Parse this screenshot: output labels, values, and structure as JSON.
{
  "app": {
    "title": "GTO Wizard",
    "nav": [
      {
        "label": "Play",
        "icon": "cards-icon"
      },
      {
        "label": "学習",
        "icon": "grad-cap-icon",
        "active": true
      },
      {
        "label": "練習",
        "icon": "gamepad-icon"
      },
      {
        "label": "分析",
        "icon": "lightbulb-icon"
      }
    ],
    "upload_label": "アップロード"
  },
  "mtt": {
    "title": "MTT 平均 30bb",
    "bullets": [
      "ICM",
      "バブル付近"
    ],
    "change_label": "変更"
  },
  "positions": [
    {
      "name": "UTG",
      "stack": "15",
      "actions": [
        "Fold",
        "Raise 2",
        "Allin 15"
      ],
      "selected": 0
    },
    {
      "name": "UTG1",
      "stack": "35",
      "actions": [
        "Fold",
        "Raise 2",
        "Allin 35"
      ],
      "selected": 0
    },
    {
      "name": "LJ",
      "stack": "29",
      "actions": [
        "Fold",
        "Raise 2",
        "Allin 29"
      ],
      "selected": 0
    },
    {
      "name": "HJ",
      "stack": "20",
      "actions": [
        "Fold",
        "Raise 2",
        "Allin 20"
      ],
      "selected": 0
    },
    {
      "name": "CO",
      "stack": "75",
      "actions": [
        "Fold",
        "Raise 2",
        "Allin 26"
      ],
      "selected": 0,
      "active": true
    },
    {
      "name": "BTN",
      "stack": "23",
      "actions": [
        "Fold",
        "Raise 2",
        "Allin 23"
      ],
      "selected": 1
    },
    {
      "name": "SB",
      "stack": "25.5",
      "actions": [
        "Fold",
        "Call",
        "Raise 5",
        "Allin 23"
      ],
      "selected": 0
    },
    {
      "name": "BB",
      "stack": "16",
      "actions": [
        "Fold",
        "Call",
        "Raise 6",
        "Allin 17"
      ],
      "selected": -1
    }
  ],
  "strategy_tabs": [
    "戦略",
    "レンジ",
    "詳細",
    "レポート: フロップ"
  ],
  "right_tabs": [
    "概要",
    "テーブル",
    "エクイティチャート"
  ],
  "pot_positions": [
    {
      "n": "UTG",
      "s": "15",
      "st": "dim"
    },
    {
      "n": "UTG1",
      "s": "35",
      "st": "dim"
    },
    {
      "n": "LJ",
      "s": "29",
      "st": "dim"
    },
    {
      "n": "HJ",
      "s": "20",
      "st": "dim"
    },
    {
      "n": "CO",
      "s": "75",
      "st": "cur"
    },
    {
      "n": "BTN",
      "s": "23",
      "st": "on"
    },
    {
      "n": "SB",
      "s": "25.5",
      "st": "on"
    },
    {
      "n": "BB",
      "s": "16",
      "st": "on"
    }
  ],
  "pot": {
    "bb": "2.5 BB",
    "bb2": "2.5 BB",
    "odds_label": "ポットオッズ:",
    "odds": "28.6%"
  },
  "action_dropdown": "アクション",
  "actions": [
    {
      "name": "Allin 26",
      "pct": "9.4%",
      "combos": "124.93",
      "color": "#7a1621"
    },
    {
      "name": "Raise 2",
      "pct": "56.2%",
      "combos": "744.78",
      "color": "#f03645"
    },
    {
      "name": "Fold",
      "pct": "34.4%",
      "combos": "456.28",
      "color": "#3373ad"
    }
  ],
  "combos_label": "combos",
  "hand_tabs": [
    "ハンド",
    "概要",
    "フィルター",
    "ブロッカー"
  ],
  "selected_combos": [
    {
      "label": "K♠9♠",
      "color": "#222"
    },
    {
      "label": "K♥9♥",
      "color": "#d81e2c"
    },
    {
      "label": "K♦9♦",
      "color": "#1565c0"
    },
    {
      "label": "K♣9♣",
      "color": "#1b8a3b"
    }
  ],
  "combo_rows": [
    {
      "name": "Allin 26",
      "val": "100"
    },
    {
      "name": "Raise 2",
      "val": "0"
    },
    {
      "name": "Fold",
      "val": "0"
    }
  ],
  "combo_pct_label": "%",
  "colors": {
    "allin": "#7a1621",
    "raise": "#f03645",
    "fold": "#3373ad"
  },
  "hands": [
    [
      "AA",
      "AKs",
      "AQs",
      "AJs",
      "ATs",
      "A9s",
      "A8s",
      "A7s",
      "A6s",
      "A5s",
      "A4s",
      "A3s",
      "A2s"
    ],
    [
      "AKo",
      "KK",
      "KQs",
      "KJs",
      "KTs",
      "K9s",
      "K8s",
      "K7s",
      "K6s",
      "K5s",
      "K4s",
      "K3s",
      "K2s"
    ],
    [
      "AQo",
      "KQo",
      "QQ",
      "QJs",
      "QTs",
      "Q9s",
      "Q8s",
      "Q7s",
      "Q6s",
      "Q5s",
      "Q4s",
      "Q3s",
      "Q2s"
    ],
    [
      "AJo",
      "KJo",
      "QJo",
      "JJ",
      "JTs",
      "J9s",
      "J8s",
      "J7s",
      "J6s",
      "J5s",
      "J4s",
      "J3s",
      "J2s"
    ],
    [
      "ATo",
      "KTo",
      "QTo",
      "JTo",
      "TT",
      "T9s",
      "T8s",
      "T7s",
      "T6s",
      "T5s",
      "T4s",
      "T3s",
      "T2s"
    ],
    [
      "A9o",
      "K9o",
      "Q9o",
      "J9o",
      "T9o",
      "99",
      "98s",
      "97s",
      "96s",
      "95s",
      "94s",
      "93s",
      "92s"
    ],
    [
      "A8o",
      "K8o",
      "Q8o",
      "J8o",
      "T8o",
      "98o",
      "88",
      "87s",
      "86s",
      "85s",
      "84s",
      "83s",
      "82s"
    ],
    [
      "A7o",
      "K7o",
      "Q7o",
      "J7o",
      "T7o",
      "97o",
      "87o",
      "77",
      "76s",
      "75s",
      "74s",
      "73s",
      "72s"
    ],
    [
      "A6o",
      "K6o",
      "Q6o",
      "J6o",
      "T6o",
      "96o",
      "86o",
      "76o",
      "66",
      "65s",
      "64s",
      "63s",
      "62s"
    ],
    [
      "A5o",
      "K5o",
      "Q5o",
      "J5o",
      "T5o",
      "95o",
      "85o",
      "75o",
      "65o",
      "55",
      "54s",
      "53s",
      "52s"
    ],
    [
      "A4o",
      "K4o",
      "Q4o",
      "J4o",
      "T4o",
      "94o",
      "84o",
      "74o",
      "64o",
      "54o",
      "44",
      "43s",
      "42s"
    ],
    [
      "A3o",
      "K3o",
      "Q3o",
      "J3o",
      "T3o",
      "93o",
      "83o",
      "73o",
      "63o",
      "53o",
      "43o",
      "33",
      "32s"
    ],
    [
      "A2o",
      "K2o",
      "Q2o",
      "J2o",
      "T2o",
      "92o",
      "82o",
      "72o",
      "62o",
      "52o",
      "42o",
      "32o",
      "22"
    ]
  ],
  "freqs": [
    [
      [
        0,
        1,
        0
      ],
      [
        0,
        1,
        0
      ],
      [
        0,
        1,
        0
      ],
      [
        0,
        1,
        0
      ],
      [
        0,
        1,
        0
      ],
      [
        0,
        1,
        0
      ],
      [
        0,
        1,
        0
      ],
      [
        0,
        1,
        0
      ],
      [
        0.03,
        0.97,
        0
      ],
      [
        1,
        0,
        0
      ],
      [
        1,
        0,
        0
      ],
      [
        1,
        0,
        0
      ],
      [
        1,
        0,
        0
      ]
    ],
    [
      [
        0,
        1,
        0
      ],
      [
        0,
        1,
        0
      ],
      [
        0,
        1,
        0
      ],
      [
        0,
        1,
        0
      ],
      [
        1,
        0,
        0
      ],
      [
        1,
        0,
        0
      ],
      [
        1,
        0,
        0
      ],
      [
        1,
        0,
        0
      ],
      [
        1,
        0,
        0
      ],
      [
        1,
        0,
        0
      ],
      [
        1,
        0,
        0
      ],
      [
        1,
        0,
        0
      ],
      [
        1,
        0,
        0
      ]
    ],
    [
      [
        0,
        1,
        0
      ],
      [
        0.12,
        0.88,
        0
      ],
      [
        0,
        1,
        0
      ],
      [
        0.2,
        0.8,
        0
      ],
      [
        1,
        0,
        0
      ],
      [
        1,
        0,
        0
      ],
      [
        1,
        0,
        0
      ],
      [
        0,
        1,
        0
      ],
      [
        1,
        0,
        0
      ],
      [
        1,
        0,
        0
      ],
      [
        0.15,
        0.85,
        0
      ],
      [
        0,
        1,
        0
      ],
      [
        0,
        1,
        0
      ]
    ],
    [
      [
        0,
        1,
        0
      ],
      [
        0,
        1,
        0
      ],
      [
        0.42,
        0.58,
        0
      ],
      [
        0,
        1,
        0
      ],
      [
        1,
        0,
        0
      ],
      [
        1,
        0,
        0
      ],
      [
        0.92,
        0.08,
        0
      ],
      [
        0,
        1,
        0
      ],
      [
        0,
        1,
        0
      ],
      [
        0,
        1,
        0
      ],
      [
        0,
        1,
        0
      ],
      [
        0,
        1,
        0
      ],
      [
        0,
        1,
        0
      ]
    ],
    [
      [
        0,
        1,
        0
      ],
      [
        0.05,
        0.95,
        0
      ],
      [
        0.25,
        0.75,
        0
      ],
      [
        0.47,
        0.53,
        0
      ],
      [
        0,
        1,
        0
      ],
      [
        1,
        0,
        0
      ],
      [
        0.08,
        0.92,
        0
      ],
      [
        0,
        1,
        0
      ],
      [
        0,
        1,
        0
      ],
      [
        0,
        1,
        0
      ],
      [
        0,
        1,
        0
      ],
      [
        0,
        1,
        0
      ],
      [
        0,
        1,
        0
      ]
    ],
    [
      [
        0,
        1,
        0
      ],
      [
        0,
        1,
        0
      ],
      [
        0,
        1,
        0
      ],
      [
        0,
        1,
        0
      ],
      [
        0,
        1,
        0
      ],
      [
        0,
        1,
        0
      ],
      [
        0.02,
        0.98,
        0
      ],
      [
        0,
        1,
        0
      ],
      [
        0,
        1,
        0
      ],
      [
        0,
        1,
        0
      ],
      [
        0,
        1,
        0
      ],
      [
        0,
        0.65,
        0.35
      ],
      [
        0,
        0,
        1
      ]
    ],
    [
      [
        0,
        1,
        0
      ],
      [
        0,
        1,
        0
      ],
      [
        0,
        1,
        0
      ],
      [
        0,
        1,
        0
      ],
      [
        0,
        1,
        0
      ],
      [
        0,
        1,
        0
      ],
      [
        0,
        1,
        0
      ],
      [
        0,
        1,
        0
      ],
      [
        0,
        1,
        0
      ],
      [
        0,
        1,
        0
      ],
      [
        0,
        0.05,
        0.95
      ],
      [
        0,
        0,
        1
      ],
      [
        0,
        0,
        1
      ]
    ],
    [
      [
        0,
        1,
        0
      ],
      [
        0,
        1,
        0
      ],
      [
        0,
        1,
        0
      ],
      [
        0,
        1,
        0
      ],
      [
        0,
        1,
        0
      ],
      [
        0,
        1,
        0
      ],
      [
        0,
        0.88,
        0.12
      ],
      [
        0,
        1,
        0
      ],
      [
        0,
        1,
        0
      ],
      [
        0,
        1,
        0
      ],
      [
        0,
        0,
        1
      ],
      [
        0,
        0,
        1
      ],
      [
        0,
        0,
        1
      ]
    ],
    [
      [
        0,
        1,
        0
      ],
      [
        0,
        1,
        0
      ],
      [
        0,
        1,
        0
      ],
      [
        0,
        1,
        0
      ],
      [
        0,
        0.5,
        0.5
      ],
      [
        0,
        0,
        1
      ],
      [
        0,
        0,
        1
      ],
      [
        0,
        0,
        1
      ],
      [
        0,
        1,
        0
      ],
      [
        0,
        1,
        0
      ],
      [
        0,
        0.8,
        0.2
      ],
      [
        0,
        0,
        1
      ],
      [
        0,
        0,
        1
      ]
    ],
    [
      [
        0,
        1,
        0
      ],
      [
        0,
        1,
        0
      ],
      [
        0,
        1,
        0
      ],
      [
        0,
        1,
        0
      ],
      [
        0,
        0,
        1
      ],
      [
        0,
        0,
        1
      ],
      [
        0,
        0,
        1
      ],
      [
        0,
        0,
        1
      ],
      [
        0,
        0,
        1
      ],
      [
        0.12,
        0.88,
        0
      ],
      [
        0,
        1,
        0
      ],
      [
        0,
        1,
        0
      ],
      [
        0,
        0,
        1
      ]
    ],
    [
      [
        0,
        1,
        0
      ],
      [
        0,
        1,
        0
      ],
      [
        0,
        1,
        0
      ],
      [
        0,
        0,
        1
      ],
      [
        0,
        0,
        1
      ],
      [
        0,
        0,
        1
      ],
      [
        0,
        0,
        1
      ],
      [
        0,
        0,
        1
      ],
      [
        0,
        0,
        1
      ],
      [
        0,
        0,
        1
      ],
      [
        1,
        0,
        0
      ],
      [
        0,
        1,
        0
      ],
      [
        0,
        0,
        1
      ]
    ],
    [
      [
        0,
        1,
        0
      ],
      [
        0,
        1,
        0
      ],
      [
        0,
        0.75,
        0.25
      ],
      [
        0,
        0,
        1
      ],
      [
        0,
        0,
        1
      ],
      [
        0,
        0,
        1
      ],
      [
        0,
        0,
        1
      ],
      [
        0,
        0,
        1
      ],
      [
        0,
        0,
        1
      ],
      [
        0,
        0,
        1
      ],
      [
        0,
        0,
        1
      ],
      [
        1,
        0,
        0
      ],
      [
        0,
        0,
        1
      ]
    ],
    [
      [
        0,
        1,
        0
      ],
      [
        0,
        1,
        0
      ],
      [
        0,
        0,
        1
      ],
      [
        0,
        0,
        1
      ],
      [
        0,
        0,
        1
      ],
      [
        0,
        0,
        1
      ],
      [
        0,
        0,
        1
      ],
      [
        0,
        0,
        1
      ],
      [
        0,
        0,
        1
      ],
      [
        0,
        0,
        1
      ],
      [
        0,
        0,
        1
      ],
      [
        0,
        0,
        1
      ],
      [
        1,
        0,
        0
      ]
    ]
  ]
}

::::::::::

Exercise task: Each line in the data that holds the string "icon" should be found and copied.

Reply to the exercise:
        "icon": "cards-icon"
        "icon": "grad-cap-icon",
        "icon": "gamepad-icon"
        "icon": "lightbulb-icon"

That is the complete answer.